* GOAL *
Transcribe every line of the listing below without any deviation.

* DATA FOR PROCESSING *

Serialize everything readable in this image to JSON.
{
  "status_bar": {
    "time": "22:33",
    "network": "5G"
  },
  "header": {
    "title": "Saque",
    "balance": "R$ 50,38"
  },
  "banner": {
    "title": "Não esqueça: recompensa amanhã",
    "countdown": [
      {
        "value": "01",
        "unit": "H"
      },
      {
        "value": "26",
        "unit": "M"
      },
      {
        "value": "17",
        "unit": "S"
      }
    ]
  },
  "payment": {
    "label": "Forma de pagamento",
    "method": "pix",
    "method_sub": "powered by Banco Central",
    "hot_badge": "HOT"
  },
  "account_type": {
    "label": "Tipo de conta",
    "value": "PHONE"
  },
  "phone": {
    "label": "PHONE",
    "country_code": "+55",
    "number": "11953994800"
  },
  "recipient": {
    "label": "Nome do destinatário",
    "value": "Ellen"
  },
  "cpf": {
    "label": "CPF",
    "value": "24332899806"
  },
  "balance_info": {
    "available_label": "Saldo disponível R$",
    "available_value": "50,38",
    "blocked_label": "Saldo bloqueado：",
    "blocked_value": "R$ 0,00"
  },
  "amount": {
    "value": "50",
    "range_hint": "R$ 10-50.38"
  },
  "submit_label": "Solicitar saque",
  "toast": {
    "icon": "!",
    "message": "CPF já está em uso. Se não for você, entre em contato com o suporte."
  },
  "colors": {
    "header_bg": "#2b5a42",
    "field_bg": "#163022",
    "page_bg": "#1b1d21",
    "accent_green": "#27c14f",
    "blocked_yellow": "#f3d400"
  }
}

* SOLUTION *
Serialize everything readable in this image to JSON.
{
  "status_bar": {
    "time": "22:33",
    "network": "5G"
  },
  "header": {
    "title": "Saque",
    "balance": "R$ 50,38"
  },
  "banner": {
    "title": "Não esqueça: recompensa amanhã",
    "countdown": [
      {
        "value": "01",
        "unit": "H"
      },
      {
        "value": "26",
        "unit": "M"
      },
      {
        "value": "17",
        "unit": "S"
      }
    ]
  },
  "payment": {
    "label": "Forma de pagamento",
    "method": "pix",
    "method_sub": "powered by Banco Central",
    "hot_badge": "HOT"
  },
  "account_type": {
    "label": "Tipo de conta",
    "value": "PHONE"
  },
  "phone": {
    "label": "PHONE",
    "country_code": "+55",
    "number": "11953994800"
  },
  "recipient": {
    "label": "Nome do destinatário",
    "value": "Ellen"
  },
  "cpf": {
    "label": "CPF",
    "value": "24332899806"
  },
  "balance_info": {
    "available_label": "Saldo disponível R$",
    "available_value": "50,38",
    "blocked_label": "Saldo bloqueado：",
    "blocked_value": "R$ 0,00"
  },
  "amount": {
    "value": "50",
    "range_hint": "R$ 10-50.38"
  },
  "submit_label": "Solicitar saque",
  "toast": {
    "icon": "!",
    "message": "CPF já está em uso. Se não for você, entre em contato com o suporte."
  },
  "colors": {
    "header_bg": "#2b5a42",
    "field_bg": "#163022",
    "page_bg": "#1b1d21",
    "accent_green": "#27c14f",
    "blocked_yellow": "#f3d400"
  }
}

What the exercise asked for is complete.